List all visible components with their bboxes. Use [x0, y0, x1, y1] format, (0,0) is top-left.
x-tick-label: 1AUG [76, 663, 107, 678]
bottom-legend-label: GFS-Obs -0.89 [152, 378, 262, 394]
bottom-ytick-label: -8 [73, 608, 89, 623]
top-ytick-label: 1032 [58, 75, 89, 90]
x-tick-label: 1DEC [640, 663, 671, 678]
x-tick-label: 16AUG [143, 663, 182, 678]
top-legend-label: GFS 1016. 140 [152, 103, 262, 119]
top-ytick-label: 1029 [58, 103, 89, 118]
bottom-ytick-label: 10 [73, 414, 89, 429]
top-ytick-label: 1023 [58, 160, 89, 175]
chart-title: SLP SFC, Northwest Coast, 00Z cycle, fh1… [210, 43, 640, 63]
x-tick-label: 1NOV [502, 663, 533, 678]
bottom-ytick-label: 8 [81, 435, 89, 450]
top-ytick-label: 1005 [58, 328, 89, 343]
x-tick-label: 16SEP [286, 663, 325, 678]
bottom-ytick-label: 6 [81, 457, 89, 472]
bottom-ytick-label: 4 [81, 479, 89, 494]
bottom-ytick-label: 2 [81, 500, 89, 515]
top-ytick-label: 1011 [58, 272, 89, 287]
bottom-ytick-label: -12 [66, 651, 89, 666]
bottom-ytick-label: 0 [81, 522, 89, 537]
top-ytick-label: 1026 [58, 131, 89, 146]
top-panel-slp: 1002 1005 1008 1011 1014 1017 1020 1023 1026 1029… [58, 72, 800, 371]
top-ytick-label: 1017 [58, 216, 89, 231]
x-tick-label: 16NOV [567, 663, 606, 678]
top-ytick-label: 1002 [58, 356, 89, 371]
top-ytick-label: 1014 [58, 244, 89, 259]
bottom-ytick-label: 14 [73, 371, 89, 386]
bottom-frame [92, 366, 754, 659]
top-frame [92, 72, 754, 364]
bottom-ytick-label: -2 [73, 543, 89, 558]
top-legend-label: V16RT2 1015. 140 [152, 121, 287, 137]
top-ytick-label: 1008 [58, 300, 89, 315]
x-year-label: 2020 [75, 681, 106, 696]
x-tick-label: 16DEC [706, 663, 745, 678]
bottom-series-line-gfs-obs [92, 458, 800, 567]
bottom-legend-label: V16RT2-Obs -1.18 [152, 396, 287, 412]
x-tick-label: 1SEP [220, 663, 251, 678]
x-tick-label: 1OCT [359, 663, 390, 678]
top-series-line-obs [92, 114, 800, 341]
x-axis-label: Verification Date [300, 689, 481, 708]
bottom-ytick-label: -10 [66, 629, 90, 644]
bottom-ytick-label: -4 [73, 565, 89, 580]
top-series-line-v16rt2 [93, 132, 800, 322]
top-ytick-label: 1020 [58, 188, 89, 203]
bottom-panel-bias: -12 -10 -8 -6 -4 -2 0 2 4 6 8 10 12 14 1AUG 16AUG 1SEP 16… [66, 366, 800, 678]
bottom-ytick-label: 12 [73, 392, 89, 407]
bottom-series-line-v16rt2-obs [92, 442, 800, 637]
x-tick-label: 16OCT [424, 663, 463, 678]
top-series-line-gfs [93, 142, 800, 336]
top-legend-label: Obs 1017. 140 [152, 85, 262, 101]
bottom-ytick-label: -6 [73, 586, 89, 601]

- [Aim of the task]: Count the lines of the records that contain the string "frame", matching case exactly. Give only the number.

- [Full output]: 2